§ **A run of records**

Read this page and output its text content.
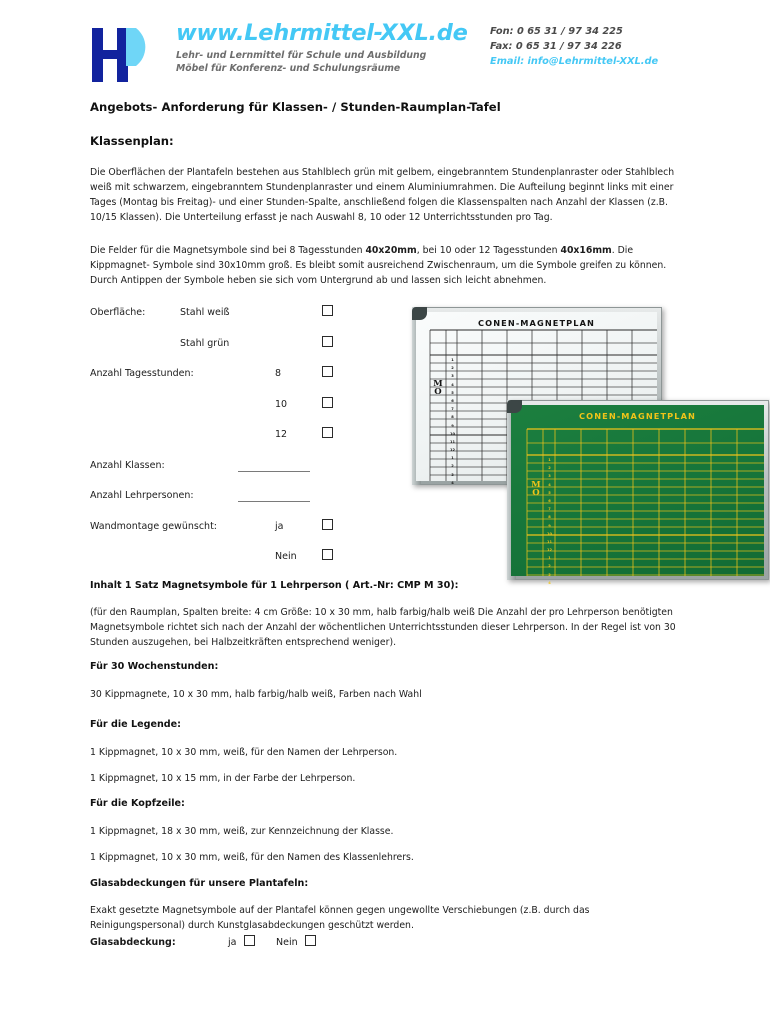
www.Lehrmittel-XXL.de
Lehr- und Lernmittel für Schule und Ausbildung
Möbel für Konferenz- und Schulungsräume
Fon: 0 65 31 / 97 34 225
Fax: 0 65 31 / 97 34 226
Email: info@Lehrmittel-XXL.de
Angebots- Anforderung für Klassen- / Stunden-Raumplan-Tafel
Klassenplan:
Die Oberflächen der Plantafeln bestehen aus Stahlblech grün mit gelbem, eingebranntem Stundenplanraster oder Stahlblech weiß mit schwarzem, eingebranntem Stundenplanraster und einem Aluminiumrahmen. Die Aufteilung beginnt links mit einer Tages (Montag bis Freitag)- und einer Stunden-Spalte, anschließend folgen die Klassenspalten nach Anzahl der Klassen (z.B. 10/15 Klassen). Die Unterteilung erfasst je nach Auswahl 8, 10 oder 12 Unterrichtsstunden pro Tag.
Die Felder für die Magnetsymbole sind bei 8 Tagesstunden 40x20mm, bei 10 oder 12 Tagesstunden 40x16mm. Die Kippmagnet- Symbole sind 30x10mm groß. Es bleibt somit ausreichend Zwischenraum, um die Symbole greifen zu können. Durch Antippen der Symbole heben sie sich vom Untergrund ab und lassen sich leicht abnehmen.
Oberfläche:	Stahl weiß
Stahl grün
Anzahl Tagesstunden:	8
10
12
Anzahl Klassen:
Anzahl Lehrpersonen:
Wandmontage gewünscht:	ja
Nein
CONEN-MAGNETPLAN
M
O
1
2
3
4
5
6
7
8
9
10
11
12
1
2
3
4
CONEN-MAGNETPLAN
M
O
1
2
3
4
5
6
7
8
9
10
11
12
1
2
3
4
Inhalt 1 Satz Magnetsymbole für 1 Lehrperson ( Art.-Nr: CMP M 30):
(für den Raumplan, Spalten breite: 4 cm Größe: 10 x 30 mm, halb farbig/halb weiß Die Anzahl der pro Lehrperson benötigten Magnetsymbole richtet sich nach der Anzahl der wöchentlichen Unterrichtsstunden dieser Lehrperson. In der Regel ist von 30 Stunden auszugehen, bei Halbzeitkräften entsprechend weniger).
Für 30 Wochenstunden:
30 Kippmagnete, 10 x 30 mm, halb farbig/halb weiß, Farben nach Wahl
Für die Legende:
1 Kippmagnet, 10 x 30 mm, weiß, für den Namen der Lehrperson.
1 Kippmagnet, 10 x 15 mm, in der Farbe der Lehrperson.
Für die Kopfzeile:
1 Kippmagnet, 18 x 30 mm, weiß, zur Kennzeichnung der Klasse.
1 Kippmagnet, 10 x 30 mm, weiß, für den Namen des Klassenlehrers.
Glasabdeckungen für unsere Plantafeln:
Exakt gesetzte Magnetsymbole auf der Plantafel können gegen ungewollte Verschiebungen (z.B. durch das Reinigungspersonal) durch Kunstglasabdeckungen geschützt werden.
Glasabdeckung:	ja	Nein
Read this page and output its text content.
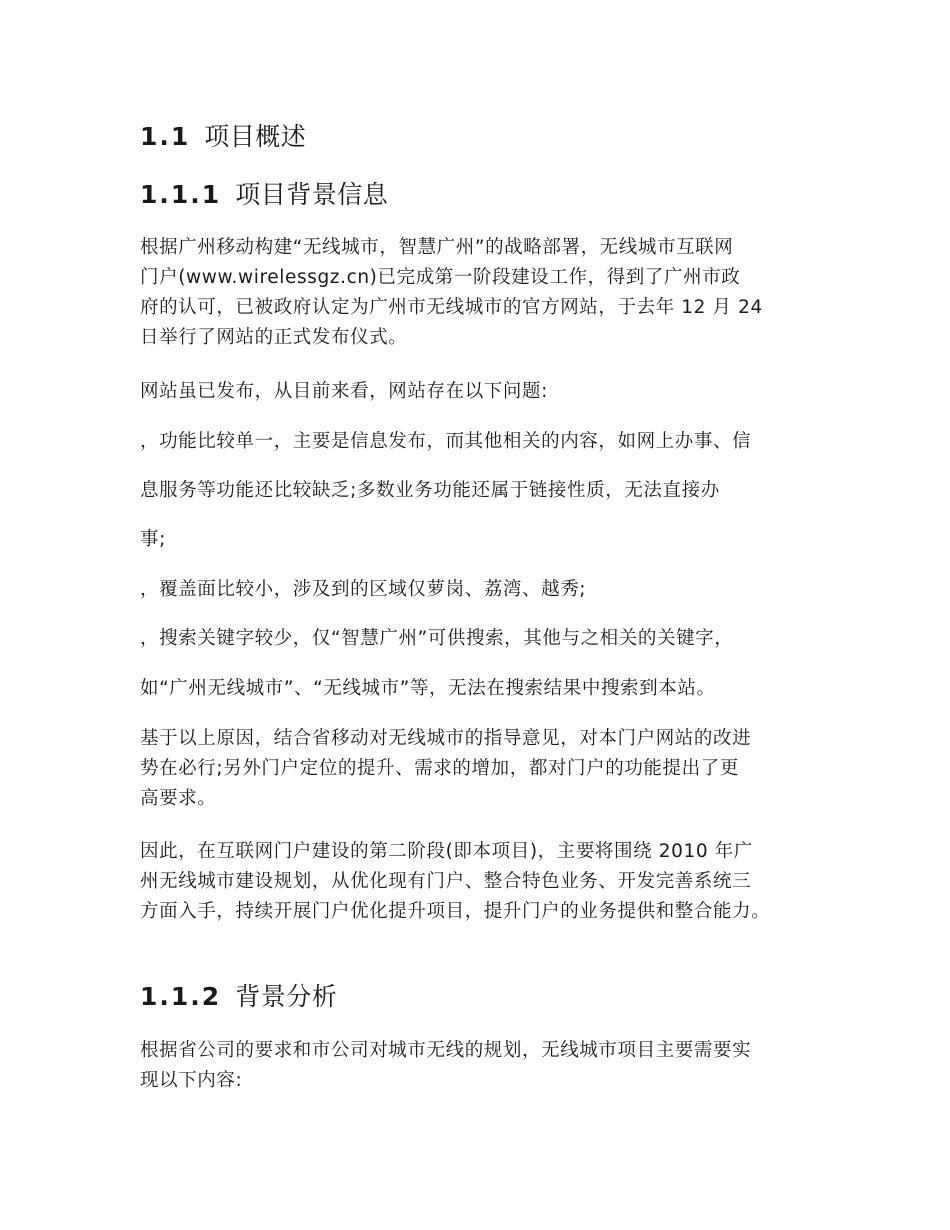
1.1 项目概述
1.1.1 项目背景信息
根据广州移动构建“无线城市，智慧广州”的战略部署，无线城市互联网
门户(www.wirelessgz.cn)已完成第一阶段建设工作，得到了广州市政
府的认可，已被政府认定为广州市无线城市的官方网站，于去年 12 月 24
日举行了网站的正式发布仪式。
网站虽已发布，从目前来看，网站存在以下问题:
，功能比较单一，主要是信息发布，而其他相关的内容，如网上办事、信
息服务等功能还比较缺乏;多数业务功能还属于链接性质，无法直接办
事;
，覆盖面比较小，涉及到的区域仅萝岗、荔湾、越秀;
，搜索关键字较少，仅“智慧广州”可供搜索，其他与之相关的关键字，
如“广州无线城市”、“无线城市”等，无法在搜索结果中搜索到本站。
基于以上原因，结合省移动对无线城市的指导意见，对本门户网站的改进
势在必行;另外门户定位的提升、需求的增加，都对门户的功能提出了更
高要求。
因此，在互联网门户建设的第二阶段(即本项目)，主要将围绕 2010 年广
州无线城市建设规划，从优化现有门户、整合特色业务、开发完善系统三
方面入手，持续开展门户优化提升项目，提升门户的业务提供和整合能力。
1.1.2 背景分析
根据省公司的要求和市公司对城市无线的规划，无线城市项目主要需要实
现以下内容:
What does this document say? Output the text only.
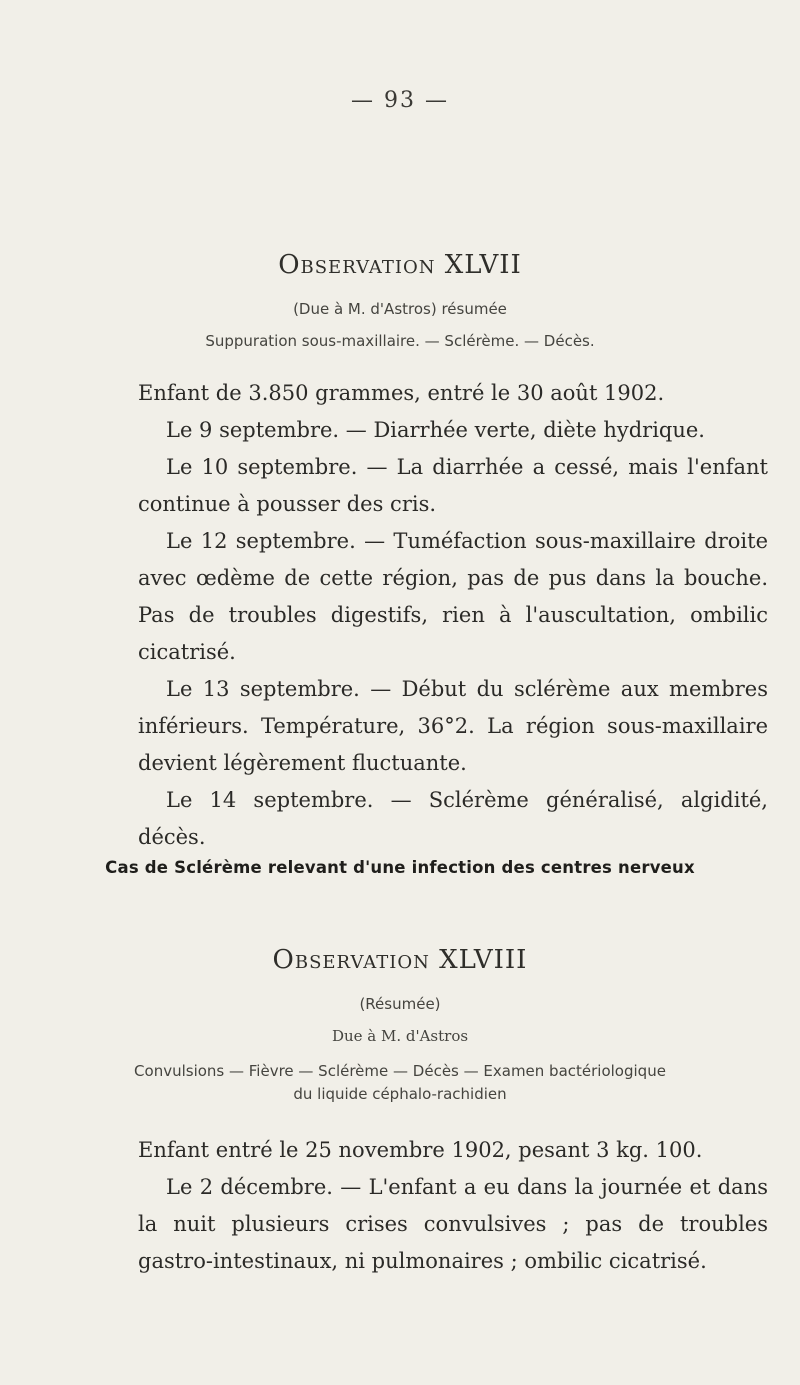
— 93 —
Observation XLVII
(Due à M. d'Astros) résumée
Suppuration sous-maxillaire. — Sclérème. — Décès.

Enfant de 3.850 grammes, entré le 30 août 1902.

Le 9 septembre. — Diarrhée verte, diète hydrique.

Le 10 septembre. — La diarrhée a cessé, mais l'enfant continue à pousser des cris.

Le 12 septembre. — Tuméfaction sous-maxillaire droite avec œdème de cette région, pas de pus dans la bouche. Pas de troubles digestifs, rien à l'auscultation, ombilic cicatrisé.

Le 13 septembre. — Début du sclérème aux membres inférieurs. Température, 36°2. La région sous-maxillaire devient légèrement fluctuante.

Le 14 septembre. — Sclérème généralisé, algidité, décès.

Cas de Sclérème relevant d'une infection des centres nerveux
Observation XLVIII
(Résumée)
Due à M. d'Astros
Convulsions — Fièvre — Sclérème — Décès — Examen bactériologique
du liquide céphalo-rachidien

Enfant entré le 25 novembre 1902, pesant 3 kg. 100.

Le 2 décembre. — L'enfant a eu dans la journée et dans la nuit plusieurs crises convulsives ; pas de troubles gastro-intestinaux, ni pulmonaires ; ombilic cicatrisé.
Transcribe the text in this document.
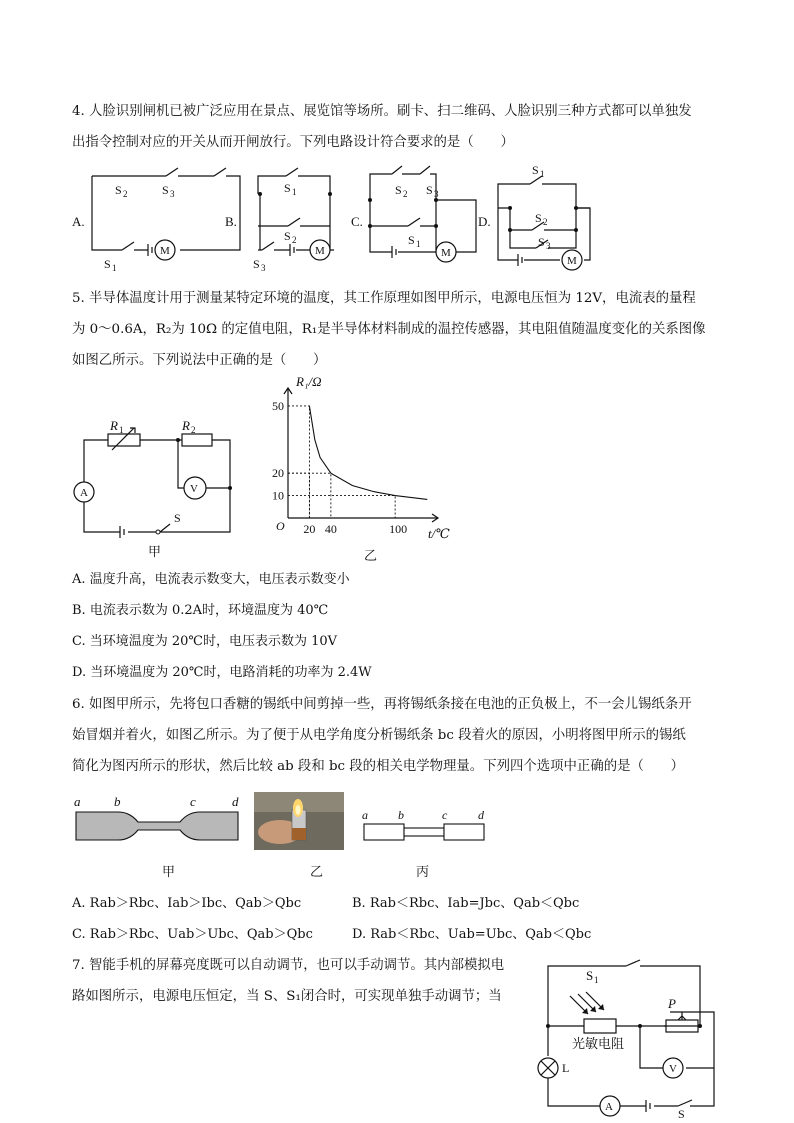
4. 人脸识别闸机已被广泛应用在景点、展览馆等场所。刷卡、扫二维码、人脸识别三种方式都可以单独发
出指令控制对应的开关从而开闸放行。下列电路设计符合要求的是（　　）
A.	B.	C.	D.
S 2	S 3
S 1
M
S 1
S 2
S 3
M
S 2 S 3
S 1
M
S 1
S 2
S 3
M
5. 半导体温度计用于测量某特定环境的温度，其工作原理如图甲所示，电源电压恒为 12V，电流表的量程
为 0～0.6A，R₂为 10Ω 的定值电阻，R₁是半导体材料制成的温控传感器，其电阻值随温度变化的关系图像
如图乙所示。下列说法中正确的是（　　）
R 1	R 2
A	V
S
甲
50
20
10
20 40	100
R₁/Ω
t/℃
O
乙
A. 温度升高，电流表示数变大，电压表示数变小
B. 电流表示数为 0.2A时，环境温度为 40℃
C. 当环境温度为 20℃时，电压表示数为 10V
D. 当环境温度为 20℃时，电路消耗的功率为 2.4W
6. 如图甲所示，先将包口香糖的锡纸中间剪掉一些，再将锡纸条接在电池的正负极上，不一会儿锡纸条开
始冒烟并着火，如图乙所示。为了便于从电学角度分析锡纸条 bc 段着火的原因，小明将图甲所示的锡纸
简化为图丙所示的形状，然后比较 ab 段和 bc 段的相关电学物理量。下列四个选项中正确的是（　　）
a	b	c	d
甲	乙
a	b	c	d
丙
A. Rab＞Rbc、Iab＞Ibc、Qab＞Qbc	B. Rab＜Rbc、Iab=Jbc、Qab＜Qbc
C. Rab＞Rbc、Uab＞Ubc、Qab＞Qbc	D. Rab＜Rbc、Uab=Ubc、Qab＜Qbc
7. 智能手机的屏幕亮度既可以自动调节，也可以手动调节。其内部模拟电
路如图所示，电源电压恒定，当 S、S₁闭合时，可实现单独手动调节；当
S 1
P
光敏电阻
L	V
A	S
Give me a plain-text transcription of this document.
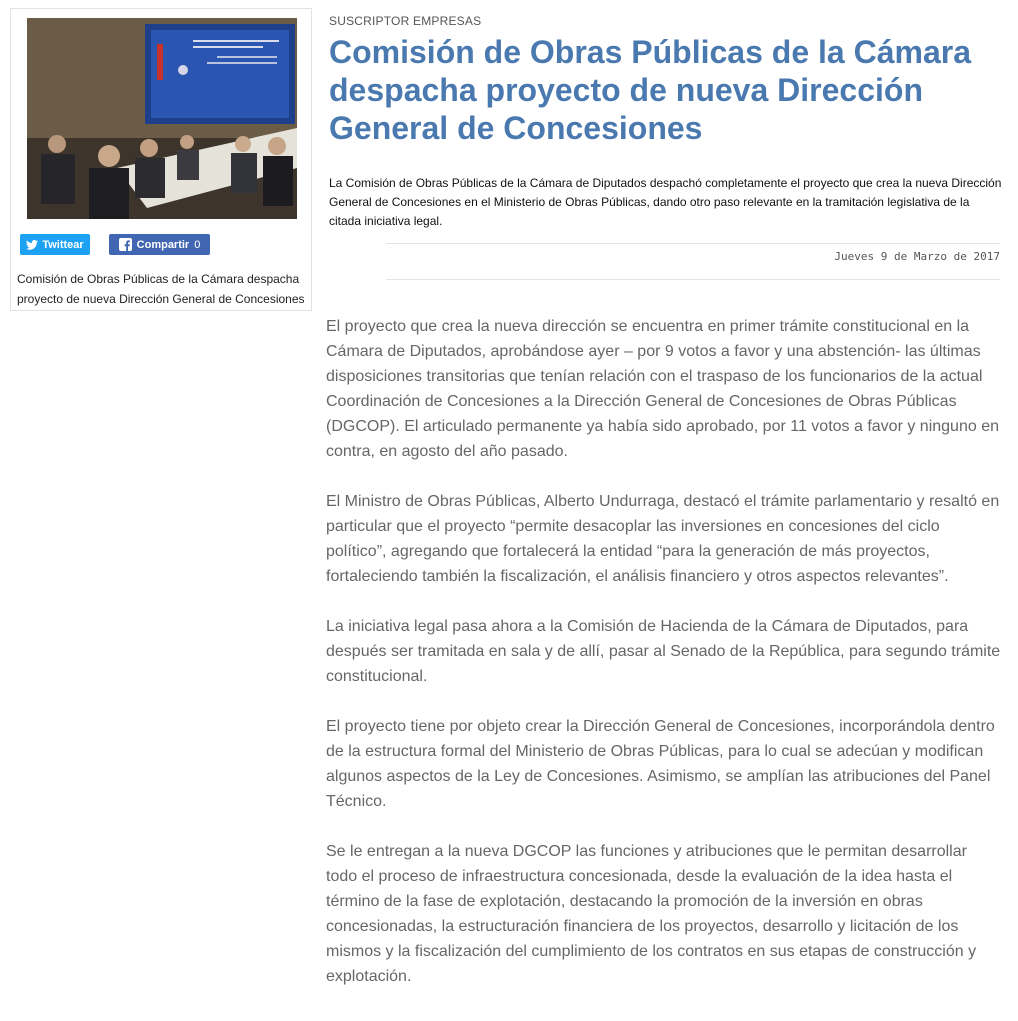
Twittear	Compartir 0
Comisión de Obras Públicas de la Cámara despacha proyecto de nueva Dirección General de Concesiones
SUSCRIPTOR EMPRESAS
Comisión de Obras Públicas de la Cámara despacha proyecto de nueva Dirección General de Concesiones
La Comisión de Obras Públicas de la Cámara de Diputados despachó completamente el proyecto que crea la nueva Dirección General de Concesiones en el Ministerio de Obras Públicas, dando otro paso relevante en la tramitación legislativa de la citada iniciativa legal.
Jueves 9 de Marzo de 2017

El proyecto que crea la nueva dirección se encuentra en primer trámite constitucional en la Cámara de Diputados, aprobándose ayer – por 9 votos a favor y una abstención- las últimas disposiciones transitorias que tenían relación con el traspaso de los funcionarios de la actual Coordinación de Concesiones a la Dirección General de Concesiones de Obras Públicas (DGCOP). El articulado permanente ya había sido aprobado, por 11 votos a favor y ninguno en contra, en agosto del año pasado.

El Ministro de Obras Públicas, Alberto Undurraga, destacó el trámite parlamentario y resaltó en particular que el proyecto “permite desacoplar las inversiones en concesiones del ciclo político”, agregando que fortalecerá la entidad “para la generación de más proyectos, fortaleciendo también la fiscalización, el análisis financiero y otros aspectos relevantes”.

La iniciativa legal pasa ahora a la Comisión de Hacienda de la Cámara de Diputados, para después ser tramitada en sala y de allí, pasar al Senado de la República, para segundo trámite constitucional.

El proyecto tiene por objeto crear la Dirección General de Concesiones, incorporándola dentro de la estructura formal del Ministerio de Obras Públicas, para lo cual se adecúan y modifican algunos aspectos de la Ley de Concesiones. Asimismo, se amplían las atribuciones del Panel Técnico.

Se le entregan a la nueva DGCOP las funciones y atribuciones que le permitan desarrollar todo el proceso de infraestructura concesionada, desde la evaluación de la idea hasta el término de la fase de explotación, destacando la promoción de la inversión en obras concesionadas, la estructuración financiera de los proyectos, desarrollo y licitación de los mismos y la fiscalización del cumplimiento de los contratos en sus etapas de construcción y explotación.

§ **Exercise aim**
Within the listing above, copy each line that has the string "Astros".

§ **Solved exercise**
(Due à M. d'Astros) résumée
Due à M. d'Astros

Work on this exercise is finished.